→ **TASK GOAL**
Assemble all lines in which the string "description" appears.

[Dataset items]
■ ■ ■

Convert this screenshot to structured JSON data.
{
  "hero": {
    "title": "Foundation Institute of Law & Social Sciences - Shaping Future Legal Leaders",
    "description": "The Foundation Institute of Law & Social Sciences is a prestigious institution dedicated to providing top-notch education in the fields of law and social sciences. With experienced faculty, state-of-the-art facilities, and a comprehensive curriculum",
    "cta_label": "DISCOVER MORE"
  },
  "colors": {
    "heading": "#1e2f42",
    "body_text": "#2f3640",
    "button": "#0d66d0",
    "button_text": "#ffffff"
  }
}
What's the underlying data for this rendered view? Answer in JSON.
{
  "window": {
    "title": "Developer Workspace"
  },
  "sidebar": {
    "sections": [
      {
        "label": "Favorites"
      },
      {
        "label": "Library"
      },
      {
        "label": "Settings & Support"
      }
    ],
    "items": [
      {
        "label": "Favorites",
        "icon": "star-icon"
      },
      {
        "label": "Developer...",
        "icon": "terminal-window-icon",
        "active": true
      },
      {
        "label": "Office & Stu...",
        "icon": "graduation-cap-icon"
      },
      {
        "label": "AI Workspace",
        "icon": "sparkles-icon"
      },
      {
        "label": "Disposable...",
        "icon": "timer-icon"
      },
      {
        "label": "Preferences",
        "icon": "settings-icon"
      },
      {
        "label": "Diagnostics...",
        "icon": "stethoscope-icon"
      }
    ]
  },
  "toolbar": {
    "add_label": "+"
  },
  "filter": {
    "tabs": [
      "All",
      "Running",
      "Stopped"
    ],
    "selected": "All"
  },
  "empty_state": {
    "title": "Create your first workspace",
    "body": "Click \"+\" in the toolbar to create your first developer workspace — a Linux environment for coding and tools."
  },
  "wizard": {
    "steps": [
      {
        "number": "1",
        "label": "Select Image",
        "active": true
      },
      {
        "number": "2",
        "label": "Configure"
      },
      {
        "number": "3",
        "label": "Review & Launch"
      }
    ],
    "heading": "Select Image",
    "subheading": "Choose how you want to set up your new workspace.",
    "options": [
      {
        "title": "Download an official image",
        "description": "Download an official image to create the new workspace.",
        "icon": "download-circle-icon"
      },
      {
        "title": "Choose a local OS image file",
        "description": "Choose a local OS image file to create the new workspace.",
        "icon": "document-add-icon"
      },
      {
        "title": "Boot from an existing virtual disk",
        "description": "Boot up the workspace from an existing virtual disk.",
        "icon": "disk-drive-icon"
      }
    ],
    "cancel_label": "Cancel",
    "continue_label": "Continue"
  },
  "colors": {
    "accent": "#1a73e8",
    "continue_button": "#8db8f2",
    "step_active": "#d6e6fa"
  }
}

■ ■ ■

→ **RESULT OF THE TASK**
    "description": "The Foundation Institute of Law & Social Sciences is a prestigious institution dedicated to providing top-notch education in the fields of law and social sciences. With experienced faculty, state-of-the-art facilities, and a comprehensive curriculum",
        "description": "Download an official image to create the new workspace.",
        "description": "Choose a local OS image file to create the new workspace.",
        "description": "Boot up the workspace from an existing virtual disk.",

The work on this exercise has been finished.